#### Entries provided:
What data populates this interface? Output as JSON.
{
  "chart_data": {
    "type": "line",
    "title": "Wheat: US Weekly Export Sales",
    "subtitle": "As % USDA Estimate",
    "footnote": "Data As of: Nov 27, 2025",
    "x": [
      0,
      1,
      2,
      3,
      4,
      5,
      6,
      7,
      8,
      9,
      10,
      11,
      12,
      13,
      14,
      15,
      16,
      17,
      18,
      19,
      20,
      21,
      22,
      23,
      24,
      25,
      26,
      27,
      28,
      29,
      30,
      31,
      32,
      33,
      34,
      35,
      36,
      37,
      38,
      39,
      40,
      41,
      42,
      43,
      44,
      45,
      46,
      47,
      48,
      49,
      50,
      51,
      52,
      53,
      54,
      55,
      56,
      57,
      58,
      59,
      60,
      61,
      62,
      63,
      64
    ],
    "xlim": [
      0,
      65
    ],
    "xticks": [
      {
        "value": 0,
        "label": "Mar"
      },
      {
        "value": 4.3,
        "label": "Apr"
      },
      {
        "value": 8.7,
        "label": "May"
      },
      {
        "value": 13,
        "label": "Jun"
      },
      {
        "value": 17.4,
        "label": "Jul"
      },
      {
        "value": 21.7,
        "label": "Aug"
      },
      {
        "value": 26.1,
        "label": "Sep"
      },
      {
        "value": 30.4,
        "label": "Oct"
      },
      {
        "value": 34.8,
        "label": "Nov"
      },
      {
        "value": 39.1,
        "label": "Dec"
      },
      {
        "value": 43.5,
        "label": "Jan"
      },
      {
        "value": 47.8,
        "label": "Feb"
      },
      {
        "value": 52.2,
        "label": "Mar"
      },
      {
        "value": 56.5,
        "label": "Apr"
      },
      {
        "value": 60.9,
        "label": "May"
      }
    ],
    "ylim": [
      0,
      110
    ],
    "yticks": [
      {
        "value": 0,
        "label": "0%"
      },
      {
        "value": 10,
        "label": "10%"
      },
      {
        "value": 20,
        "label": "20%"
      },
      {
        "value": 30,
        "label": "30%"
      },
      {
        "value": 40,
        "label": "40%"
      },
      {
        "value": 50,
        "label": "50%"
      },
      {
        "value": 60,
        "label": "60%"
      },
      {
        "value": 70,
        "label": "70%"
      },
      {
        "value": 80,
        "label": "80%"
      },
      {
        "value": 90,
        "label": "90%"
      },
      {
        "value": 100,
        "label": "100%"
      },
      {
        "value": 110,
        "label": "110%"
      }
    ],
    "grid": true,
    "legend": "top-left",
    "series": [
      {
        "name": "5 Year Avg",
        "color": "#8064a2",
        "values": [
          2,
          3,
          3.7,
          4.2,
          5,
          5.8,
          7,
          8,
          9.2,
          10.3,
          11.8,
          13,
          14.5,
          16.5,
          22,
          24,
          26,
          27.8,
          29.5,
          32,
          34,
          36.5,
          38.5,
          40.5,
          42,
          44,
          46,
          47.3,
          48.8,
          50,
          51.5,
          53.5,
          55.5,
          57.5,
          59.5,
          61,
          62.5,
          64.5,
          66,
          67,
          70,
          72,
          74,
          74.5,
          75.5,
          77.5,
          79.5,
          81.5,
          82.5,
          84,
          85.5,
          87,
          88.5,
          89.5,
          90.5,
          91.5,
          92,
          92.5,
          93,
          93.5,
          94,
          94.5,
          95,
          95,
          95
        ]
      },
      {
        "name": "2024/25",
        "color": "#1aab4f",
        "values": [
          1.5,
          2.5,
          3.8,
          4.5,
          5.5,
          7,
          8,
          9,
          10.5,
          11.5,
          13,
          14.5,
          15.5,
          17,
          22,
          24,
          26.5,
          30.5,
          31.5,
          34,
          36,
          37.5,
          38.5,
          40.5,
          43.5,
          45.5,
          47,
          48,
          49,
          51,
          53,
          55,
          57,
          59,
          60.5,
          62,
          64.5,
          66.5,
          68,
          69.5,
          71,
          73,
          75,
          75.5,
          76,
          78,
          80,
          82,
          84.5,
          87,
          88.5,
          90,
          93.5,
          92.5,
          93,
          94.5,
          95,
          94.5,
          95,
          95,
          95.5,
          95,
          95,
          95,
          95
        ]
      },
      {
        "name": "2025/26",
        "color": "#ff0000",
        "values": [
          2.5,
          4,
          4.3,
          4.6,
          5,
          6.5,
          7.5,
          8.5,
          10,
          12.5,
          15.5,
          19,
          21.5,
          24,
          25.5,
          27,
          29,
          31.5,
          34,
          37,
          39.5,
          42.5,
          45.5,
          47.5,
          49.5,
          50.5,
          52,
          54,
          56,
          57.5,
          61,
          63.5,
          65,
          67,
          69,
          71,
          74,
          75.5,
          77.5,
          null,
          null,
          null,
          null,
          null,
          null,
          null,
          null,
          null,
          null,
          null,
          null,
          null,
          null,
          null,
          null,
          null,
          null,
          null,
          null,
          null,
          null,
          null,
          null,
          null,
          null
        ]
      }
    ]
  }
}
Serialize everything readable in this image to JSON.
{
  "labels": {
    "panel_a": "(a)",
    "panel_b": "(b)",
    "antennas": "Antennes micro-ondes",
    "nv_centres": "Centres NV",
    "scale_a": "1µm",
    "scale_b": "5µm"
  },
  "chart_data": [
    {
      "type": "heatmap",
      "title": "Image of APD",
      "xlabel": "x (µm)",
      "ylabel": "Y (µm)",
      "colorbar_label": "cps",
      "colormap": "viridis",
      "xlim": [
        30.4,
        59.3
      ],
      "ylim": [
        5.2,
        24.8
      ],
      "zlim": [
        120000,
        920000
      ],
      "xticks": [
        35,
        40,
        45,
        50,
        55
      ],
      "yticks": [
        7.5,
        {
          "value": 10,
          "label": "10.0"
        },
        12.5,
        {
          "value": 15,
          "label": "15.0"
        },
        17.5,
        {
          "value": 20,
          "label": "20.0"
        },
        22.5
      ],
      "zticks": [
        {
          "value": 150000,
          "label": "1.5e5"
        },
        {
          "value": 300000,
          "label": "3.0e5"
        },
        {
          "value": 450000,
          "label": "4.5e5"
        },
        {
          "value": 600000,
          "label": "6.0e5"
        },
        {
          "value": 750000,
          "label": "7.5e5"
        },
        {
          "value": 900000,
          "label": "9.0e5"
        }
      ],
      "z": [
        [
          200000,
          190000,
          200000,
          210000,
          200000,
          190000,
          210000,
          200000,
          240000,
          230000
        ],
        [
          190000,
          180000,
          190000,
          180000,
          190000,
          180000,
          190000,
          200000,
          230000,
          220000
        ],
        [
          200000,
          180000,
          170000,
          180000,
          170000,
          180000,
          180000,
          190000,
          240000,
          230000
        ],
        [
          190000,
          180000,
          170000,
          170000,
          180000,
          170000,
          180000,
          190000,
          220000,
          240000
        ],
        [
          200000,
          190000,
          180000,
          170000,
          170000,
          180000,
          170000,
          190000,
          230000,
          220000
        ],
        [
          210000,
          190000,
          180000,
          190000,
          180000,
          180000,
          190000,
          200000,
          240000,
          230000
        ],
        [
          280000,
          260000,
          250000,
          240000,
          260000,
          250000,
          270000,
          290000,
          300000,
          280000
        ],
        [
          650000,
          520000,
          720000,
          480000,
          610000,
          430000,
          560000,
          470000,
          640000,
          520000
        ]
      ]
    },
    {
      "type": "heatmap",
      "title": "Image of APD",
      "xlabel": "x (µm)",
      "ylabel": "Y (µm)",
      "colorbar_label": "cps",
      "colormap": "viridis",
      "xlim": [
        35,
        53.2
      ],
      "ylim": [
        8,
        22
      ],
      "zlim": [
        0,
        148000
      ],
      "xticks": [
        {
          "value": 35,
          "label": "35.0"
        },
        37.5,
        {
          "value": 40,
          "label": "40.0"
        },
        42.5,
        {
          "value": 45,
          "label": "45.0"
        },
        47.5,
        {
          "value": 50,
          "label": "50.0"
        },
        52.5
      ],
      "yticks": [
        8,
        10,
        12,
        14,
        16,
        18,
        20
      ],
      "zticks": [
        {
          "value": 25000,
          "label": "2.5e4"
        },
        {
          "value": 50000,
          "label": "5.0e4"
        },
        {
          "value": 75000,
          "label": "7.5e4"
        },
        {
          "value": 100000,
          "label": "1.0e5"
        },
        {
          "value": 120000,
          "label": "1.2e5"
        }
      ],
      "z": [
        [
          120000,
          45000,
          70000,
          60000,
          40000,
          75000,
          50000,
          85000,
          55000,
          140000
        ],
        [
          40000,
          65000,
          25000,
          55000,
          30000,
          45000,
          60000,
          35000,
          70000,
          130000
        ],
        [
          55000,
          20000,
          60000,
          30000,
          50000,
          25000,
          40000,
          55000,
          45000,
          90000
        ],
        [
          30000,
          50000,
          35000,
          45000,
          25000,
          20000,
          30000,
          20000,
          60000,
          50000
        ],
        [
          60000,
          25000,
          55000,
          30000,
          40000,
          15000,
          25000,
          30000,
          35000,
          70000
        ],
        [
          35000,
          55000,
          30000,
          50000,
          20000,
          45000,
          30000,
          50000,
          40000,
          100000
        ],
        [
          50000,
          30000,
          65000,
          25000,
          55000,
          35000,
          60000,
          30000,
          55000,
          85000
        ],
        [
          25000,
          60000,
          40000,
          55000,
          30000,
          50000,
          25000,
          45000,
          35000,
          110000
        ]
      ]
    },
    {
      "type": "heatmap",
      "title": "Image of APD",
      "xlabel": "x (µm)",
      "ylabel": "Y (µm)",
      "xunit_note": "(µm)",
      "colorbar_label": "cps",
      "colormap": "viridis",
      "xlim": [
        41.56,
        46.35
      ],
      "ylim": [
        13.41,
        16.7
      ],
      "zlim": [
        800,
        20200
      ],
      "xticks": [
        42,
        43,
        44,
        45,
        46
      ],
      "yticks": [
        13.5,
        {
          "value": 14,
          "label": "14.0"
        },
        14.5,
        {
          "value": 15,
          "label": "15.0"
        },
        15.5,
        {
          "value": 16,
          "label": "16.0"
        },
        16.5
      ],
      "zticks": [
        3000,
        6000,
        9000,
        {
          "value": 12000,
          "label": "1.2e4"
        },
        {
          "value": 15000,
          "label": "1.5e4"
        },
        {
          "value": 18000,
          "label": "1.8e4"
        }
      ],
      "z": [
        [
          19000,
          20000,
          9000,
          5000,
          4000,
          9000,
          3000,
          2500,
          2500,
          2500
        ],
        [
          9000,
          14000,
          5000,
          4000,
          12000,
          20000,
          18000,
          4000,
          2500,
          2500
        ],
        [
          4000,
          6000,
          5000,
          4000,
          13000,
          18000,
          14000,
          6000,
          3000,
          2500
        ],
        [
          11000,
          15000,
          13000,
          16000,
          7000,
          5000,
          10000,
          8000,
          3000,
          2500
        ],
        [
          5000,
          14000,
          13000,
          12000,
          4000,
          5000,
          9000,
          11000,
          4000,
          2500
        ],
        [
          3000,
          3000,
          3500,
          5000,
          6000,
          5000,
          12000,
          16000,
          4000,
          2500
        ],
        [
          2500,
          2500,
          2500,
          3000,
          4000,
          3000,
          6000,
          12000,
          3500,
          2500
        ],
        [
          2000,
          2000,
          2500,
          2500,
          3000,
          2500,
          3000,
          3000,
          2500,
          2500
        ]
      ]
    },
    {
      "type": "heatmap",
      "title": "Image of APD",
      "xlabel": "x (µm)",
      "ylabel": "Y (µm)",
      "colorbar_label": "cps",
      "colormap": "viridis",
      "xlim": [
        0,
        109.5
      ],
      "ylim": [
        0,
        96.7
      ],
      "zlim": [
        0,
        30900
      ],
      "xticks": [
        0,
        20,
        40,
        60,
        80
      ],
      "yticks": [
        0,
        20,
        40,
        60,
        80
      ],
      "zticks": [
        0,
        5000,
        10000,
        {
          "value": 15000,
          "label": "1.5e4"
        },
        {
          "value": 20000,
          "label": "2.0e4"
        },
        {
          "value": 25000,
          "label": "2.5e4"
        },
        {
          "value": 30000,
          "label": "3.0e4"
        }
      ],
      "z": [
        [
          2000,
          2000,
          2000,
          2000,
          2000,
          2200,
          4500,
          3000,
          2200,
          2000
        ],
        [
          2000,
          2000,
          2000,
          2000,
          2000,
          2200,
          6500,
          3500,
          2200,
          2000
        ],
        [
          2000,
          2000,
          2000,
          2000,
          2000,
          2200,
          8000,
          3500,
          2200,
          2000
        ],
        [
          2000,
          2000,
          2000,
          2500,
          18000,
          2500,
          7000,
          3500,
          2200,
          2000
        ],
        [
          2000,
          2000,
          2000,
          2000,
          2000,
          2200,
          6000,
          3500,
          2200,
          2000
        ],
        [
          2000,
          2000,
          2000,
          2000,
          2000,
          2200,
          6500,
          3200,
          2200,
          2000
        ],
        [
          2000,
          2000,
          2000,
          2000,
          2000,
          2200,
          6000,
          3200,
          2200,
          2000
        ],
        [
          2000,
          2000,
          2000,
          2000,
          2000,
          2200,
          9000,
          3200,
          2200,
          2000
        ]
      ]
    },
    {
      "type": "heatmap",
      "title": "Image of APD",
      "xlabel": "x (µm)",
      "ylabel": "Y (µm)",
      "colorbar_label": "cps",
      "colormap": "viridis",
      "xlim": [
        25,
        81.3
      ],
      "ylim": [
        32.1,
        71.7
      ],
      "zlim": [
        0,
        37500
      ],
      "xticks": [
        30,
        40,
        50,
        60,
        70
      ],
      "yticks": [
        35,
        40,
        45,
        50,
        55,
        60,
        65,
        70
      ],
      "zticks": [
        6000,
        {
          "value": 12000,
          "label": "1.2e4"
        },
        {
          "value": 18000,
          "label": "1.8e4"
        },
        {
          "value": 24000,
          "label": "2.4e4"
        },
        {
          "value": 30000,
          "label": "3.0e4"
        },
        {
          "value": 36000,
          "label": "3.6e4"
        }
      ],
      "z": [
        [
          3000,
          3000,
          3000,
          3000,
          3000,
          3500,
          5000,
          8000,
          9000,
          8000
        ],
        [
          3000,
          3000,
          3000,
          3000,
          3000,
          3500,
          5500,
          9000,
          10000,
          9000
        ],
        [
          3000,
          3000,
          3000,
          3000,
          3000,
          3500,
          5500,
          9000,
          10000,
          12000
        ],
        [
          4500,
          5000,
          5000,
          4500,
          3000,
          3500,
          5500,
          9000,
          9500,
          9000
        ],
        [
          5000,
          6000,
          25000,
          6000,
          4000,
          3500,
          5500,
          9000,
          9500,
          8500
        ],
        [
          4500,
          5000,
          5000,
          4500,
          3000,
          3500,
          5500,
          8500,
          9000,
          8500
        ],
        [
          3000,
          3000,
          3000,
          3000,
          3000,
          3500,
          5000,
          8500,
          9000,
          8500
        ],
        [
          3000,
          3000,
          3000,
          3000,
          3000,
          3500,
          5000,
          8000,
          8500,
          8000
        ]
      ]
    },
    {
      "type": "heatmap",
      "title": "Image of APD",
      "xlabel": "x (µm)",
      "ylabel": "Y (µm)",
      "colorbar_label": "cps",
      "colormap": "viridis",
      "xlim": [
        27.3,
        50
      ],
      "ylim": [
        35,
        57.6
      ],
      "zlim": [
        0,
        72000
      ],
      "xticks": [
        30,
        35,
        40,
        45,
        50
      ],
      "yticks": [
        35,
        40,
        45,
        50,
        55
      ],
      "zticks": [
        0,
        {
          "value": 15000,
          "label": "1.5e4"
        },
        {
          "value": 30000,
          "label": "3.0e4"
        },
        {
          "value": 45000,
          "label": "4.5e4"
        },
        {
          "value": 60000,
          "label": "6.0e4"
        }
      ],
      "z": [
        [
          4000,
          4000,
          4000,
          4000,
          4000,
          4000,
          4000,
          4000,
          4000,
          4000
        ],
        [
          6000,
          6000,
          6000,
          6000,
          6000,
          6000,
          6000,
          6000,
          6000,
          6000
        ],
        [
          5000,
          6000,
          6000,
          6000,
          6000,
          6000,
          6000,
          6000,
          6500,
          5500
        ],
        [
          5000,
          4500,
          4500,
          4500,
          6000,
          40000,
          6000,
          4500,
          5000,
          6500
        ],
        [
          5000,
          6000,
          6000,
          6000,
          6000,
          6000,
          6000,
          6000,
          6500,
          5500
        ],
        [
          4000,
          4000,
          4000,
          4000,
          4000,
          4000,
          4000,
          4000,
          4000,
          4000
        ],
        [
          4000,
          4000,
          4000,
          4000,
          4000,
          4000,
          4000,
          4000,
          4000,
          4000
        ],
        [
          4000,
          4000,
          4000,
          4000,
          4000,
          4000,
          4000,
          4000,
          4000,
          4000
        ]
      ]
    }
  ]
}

#### Goal of the exercise:
Which lines in the data above contain "JSON"? Show each one.

#### Complete output:
What data populates this interface? Output as JSON.
Serialize everything readable in this image to JSON.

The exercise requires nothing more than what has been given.